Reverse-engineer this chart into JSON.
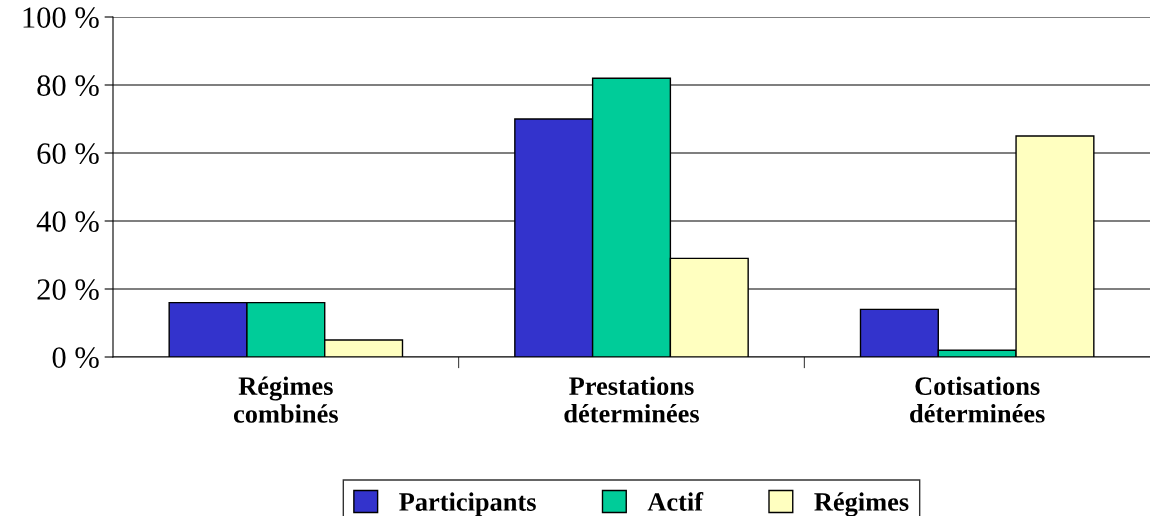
{
  "chart_data": {
    "type": "bar",
    "categories": [
      "Régimes\ncombinés",
      "Prestations\ndéterminées",
      "Cotisations\ndéterminées"
    ],
    "series": [
      {
        "name": "Participants",
        "color": "#3333cc",
        "values": [
          16,
          70,
          14
        ]
      },
      {
        "name": "Actif",
        "color": "#00cc99",
        "values": [
          16,
          82,
          2
        ]
      },
      {
        "name": "Régimes",
        "color": "#ffffc0",
        "values": [
          5,
          29,
          65
        ]
      }
    ],
    "ylim": [
      0,
      100
    ],
    "yticks": [
      {
        "value": 0,
        "label": "0 %"
      },
      {
        "value": 20,
        "label": "20 %"
      },
      {
        "value": 40,
        "label": "40 %"
      },
      {
        "value": 60,
        "label": "60 %"
      },
      {
        "value": 80,
        "label": "80 %"
      },
      {
        "value": 100,
        "label": "100 %"
      }
    ],
    "grid": "y",
    "legend": "bottom"
  }
}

• **Exercise description**
Set the pictures aside and transcribe the data above exactly.

• **Result below**
Reverse-engineer this chart into JSON.
{
  "chart_data": {
    "type": "bar",
    "categories": [
      "Régimes\ncombinés",
      "Prestations\ndéterminées",
      "Cotisations\ndéterminées"
    ],
    "series": [
      {
        "name": "Participants",
        "color": "#3333cc",
        "values": [
          16,
          70,
          14
        ]
      },
      {
        "name": "Actif",
        "color": "#00cc99",
        "values": [
          16,
          82,
          2
        ]
      },
      {
        "name": "Régimes",
        "color": "#ffffc0",
        "values": [
          5,
          29,
          65
        ]
      }
    ],
    "ylim": [
      0,
      100
    ],
    "yticks": [
      {
        "value": 0,
        "label": "0 %"
      },
      {
        "value": 20,
        "label": "20 %"
      },
      {
        "value": 40,
        "label": "40 %"
      },
      {
        "value": 60,
        "label": "60 %"
      },
      {
        "value": 80,
        "label": "80 %"
      },
      {
        "value": 100,
        "label": "100 %"
      }
    ],
    "grid": "y",
    "legend": "bottom"
  }
}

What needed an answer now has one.